## BEGIN

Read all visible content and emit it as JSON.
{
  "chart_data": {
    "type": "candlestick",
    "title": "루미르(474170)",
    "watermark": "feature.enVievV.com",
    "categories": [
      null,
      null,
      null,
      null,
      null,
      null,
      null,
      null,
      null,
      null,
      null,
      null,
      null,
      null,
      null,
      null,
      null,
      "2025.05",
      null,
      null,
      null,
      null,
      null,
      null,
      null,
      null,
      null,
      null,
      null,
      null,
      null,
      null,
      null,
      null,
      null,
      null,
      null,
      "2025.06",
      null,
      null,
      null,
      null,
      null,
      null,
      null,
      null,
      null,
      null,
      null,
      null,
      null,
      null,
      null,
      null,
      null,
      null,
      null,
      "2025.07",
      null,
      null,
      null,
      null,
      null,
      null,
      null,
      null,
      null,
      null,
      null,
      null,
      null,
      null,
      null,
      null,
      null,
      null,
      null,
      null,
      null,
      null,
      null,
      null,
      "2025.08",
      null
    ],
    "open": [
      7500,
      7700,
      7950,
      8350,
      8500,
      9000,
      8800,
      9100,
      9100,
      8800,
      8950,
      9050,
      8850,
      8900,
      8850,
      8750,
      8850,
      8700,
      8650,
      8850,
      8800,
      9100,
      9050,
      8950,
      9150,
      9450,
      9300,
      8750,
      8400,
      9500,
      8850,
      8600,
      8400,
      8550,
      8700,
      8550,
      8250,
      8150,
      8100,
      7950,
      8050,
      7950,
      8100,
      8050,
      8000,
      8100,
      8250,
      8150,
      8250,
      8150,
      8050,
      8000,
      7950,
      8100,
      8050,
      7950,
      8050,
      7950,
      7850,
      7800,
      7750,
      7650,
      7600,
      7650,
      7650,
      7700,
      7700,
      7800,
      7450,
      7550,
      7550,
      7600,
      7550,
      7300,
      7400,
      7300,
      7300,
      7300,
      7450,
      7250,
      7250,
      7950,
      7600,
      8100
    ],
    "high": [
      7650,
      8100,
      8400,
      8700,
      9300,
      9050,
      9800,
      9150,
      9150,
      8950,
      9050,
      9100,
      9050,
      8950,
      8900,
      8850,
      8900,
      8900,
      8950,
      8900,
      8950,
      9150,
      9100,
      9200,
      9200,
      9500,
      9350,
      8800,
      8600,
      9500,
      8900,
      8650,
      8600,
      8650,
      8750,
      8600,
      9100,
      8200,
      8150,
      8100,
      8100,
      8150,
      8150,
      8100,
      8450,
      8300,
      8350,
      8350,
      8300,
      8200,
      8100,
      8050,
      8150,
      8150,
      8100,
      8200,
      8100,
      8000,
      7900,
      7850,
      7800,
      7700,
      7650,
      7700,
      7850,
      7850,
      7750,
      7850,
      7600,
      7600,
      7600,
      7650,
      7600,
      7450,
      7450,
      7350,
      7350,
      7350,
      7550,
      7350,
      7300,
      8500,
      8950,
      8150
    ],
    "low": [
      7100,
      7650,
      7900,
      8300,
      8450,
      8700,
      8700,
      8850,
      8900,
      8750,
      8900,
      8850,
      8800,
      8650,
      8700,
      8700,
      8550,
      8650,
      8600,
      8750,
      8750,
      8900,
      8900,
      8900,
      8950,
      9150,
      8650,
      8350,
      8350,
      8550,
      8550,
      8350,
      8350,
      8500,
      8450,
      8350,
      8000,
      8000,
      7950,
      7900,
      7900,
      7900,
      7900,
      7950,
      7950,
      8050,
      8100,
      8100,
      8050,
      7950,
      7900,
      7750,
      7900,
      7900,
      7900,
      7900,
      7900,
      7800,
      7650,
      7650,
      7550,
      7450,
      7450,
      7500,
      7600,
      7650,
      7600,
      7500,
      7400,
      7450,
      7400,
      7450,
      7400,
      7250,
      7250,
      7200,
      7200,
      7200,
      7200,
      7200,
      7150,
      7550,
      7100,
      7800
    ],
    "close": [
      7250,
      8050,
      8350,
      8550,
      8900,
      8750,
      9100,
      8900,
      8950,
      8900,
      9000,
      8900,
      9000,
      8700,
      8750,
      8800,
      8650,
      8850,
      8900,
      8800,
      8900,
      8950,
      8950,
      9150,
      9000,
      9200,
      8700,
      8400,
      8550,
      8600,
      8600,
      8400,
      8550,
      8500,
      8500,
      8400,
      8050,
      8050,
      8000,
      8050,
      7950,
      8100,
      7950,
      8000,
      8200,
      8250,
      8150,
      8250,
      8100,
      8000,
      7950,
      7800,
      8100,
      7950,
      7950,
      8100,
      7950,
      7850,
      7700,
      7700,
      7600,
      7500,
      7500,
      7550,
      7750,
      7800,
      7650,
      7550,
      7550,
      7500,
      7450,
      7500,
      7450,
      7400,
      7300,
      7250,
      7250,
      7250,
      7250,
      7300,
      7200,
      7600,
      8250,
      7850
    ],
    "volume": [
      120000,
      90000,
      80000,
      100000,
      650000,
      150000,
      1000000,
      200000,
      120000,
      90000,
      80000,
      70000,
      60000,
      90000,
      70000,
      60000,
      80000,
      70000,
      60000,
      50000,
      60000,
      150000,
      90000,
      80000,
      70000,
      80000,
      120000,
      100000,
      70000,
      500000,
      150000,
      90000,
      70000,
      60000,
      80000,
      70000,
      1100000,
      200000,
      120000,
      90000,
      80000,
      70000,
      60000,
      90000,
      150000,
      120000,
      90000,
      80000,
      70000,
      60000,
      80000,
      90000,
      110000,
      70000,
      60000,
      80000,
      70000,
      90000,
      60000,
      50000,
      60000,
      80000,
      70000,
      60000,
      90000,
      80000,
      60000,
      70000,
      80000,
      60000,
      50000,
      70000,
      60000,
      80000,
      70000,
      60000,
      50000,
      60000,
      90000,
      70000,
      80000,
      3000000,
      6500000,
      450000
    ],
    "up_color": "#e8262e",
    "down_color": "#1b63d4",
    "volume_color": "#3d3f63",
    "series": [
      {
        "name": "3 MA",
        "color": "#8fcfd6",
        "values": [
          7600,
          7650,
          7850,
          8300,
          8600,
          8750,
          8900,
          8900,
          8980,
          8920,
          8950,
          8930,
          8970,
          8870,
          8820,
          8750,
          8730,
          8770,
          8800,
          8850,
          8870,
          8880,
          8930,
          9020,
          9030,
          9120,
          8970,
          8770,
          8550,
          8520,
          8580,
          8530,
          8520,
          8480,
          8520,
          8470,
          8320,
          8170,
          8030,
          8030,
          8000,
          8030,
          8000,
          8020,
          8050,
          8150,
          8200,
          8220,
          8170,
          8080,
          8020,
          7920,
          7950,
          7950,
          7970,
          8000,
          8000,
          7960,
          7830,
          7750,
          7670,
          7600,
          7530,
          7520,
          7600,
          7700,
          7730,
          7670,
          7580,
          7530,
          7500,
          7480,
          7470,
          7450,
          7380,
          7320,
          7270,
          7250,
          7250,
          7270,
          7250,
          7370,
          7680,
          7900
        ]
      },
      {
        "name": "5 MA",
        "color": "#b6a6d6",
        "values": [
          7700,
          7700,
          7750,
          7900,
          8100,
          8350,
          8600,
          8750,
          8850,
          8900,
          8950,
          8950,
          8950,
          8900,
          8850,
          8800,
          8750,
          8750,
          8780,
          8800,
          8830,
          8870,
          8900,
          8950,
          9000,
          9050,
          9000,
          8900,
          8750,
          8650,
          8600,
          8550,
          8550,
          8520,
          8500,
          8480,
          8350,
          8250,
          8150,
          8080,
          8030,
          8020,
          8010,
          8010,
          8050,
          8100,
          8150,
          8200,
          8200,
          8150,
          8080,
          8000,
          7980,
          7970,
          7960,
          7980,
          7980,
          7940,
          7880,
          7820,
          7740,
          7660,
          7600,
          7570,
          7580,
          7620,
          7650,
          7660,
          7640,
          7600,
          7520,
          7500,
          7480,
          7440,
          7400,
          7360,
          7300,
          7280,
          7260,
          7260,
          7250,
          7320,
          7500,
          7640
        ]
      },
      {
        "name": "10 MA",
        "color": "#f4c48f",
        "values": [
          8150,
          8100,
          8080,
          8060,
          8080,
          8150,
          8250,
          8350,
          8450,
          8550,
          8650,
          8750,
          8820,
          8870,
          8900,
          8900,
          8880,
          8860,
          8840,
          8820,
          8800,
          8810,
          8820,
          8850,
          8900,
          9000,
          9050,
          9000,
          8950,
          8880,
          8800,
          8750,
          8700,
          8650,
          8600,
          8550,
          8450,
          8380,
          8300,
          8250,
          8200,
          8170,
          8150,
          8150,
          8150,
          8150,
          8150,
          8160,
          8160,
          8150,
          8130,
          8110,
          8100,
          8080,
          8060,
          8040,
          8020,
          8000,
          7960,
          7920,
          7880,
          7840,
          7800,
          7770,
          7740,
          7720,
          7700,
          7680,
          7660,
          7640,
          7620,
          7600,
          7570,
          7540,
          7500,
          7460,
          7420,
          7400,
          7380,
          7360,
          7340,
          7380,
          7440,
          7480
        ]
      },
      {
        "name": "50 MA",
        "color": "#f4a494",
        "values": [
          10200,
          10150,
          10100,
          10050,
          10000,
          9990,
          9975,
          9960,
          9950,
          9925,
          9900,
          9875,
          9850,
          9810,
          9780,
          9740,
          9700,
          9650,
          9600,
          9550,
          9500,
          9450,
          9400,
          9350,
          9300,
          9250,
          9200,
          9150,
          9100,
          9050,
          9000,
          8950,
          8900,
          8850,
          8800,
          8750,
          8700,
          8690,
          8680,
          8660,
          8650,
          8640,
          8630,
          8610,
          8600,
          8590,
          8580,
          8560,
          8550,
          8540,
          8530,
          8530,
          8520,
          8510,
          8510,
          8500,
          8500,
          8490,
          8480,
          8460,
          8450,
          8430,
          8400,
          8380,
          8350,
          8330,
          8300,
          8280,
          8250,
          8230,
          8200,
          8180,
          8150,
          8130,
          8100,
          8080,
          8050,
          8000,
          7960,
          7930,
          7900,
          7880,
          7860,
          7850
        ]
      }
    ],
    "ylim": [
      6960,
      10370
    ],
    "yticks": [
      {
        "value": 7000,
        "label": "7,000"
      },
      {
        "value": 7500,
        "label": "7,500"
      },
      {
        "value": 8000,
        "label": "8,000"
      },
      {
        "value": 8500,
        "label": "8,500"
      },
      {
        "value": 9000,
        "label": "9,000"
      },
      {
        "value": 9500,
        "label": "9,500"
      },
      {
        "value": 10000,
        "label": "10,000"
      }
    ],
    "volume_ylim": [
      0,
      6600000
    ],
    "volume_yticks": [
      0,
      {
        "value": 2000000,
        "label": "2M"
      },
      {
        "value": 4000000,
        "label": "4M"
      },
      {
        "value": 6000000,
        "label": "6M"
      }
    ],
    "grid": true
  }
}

## END

__CHALLENGE__:
Using the data above, copy each line that contains "label".

__RESPONSE FOR THIS EXERCISE__:
        "label": "7,000"
        "label": "7,500"
        "label": "8,000"
        "label": "8,500"
        "label": "9,000"
        "label": "9,500"
        "label": "10,000"
        "label": "2M"
        "label": "4M"
        "label": "6M"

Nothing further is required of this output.